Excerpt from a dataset
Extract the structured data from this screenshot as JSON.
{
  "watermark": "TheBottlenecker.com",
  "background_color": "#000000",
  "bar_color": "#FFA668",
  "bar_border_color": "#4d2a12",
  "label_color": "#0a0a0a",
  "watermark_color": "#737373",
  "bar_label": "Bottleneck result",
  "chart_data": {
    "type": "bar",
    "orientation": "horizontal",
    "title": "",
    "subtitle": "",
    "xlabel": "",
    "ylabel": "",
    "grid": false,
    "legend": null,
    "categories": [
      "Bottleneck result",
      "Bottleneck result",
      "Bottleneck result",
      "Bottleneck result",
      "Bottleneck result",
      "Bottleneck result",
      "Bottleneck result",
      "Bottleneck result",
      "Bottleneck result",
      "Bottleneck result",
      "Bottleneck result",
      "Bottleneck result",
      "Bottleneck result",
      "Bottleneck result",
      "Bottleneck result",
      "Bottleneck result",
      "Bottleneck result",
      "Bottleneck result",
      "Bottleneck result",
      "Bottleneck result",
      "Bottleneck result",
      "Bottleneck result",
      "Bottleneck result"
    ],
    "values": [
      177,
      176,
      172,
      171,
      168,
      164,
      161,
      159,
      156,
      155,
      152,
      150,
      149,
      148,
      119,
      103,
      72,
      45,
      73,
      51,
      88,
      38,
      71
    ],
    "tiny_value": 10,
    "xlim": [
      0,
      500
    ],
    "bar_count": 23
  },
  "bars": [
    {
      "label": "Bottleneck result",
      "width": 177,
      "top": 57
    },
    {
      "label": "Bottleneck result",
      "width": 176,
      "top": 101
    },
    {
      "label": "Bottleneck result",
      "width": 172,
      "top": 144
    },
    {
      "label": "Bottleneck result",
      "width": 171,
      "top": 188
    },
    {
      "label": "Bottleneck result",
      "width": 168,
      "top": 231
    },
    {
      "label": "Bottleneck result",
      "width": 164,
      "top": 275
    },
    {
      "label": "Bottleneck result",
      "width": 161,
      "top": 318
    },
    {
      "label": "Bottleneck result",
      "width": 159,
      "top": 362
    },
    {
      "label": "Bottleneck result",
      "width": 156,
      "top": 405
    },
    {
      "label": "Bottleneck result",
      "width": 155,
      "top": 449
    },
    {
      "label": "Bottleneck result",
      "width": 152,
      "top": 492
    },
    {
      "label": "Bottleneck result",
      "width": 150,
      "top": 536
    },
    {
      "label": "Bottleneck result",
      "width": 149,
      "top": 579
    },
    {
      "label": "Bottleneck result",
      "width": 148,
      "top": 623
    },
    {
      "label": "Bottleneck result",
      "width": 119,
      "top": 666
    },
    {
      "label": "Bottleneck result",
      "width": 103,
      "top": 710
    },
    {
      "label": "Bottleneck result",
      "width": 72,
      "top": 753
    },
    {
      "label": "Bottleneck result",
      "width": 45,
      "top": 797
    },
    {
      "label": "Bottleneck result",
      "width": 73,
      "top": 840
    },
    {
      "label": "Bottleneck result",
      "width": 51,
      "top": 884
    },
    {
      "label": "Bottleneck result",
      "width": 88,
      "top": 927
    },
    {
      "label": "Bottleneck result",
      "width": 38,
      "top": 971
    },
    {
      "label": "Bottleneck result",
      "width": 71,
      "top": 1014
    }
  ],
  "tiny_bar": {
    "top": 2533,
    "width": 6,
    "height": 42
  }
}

> **EXERCISE**: Retype the entries one by one, exactly.

> **SOLUTION TO THIS TASK**:
Extract the structured data from this screenshot as JSON.
{
  "watermark": "TheBottlenecker.com",
  "background_color": "#000000",
  "bar_color": "#FFA668",
  "bar_border_color": "#4d2a12",
  "label_color": "#0a0a0a",
  "watermark_color": "#737373",
  "bar_label": "Bottleneck result",
  "chart_data": {
    "type": "bar",
    "orientation": "horizontal",
    "title": "",
    "subtitle": "",
    "xlabel": "",
    "ylabel": "",
    "grid": false,
    "legend": null,
    "categories": [
      "Bottleneck result",
      "Bottleneck result",
      "Bottleneck result",
      "Bottleneck result",
      "Bottleneck result",
      "Bottleneck result",
      "Bottleneck result",
      "Bottleneck result",
      "Bottleneck result",
      "Bottleneck result",
      "Bottleneck result",
      "Bottleneck result",
      "Bottleneck result",
      "Bottleneck result",
      "Bottleneck result",
      "Bottleneck result",
      "Bottleneck result",
      "Bottleneck result",
      "Bottleneck result",
      "Bottleneck result",
      "Bottleneck result",
      "Bottleneck result",
      "Bottleneck result"
    ],
    "values": [
      177,
      176,
      172,
      171,
      168,
      164,
      161,
      159,
      156,
      155,
      152,
      150,
      149,
      148,
      119,
      103,
      72,
      45,
      73,
      51,
      88,
      38,
      71
    ],
    "tiny_value": 10,
    "xlim": [
      0,
      500
    ],
    "bar_count": 23
  },
  "bars": [
    {
      "label": "Bottleneck result",
      "width": 177,
      "top": 57
    },
    {
      "label": "Bottleneck result",
      "width": 176,
      "top": 101
    },
    {
      "label": "Bottleneck result",
      "width": 172,
      "top": 144
    },
    {
      "label": "Bottleneck result",
      "width": 171,
      "top": 188
    },
    {
      "label": "Bottleneck result",
      "width": 168,
      "top": 231
    },
    {
      "label": "Bottleneck result",
      "width": 164,
      "top": 275
    },
    {
      "label": "Bottleneck result",
      "width": 161,
      "top": 318
    },
    {
      "label": "Bottleneck result",
      "width": 159,
      "top": 362
    },
    {
      "label": "Bottleneck result",
      "width": 156,
      "top": 405
    },
    {
      "label": "Bottleneck result",
      "width": 155,
      "top": 449
    },
    {
      "label": "Bottleneck result",
      "width": 152,
      "top": 492
    },
    {
      "label": "Bottleneck result",
      "width": 150,
      "top": 536
    },
    {
      "label": "Bottleneck result",
      "width": 149,
      "top": 579
    },
    {
      "label": "Bottleneck result",
      "width": 148,
      "top": 623
    },
    {
      "label": "Bottleneck result",
      "width": 119,
      "top": 666
    },
    {
      "label": "Bottleneck result",
      "width": 103,
      "top": 710
    },
    {
      "label": "Bottleneck result",
      "width": 72,
      "top": 753
    },
    {
      "label": "Bottleneck result",
      "width": 45,
      "top": 797
    },
    {
      "label": "Bottleneck result",
      "width": 73,
      "top": 840
    },
    {
      "label": "Bottleneck result",
      "width": 51,
      "top": 884
    },
    {
      "label": "Bottleneck result",
      "width": 88,
      "top": 927
    },
    {
      "label": "Bottleneck result",
      "width": 38,
      "top": 971
    },
    {
      "label": "Bottleneck result",
      "width": 71,
      "top": 1014
    }
  ],
  "tiny_bar": {
    "top": 2533,
    "width": 6,
    "height": 42
  }
}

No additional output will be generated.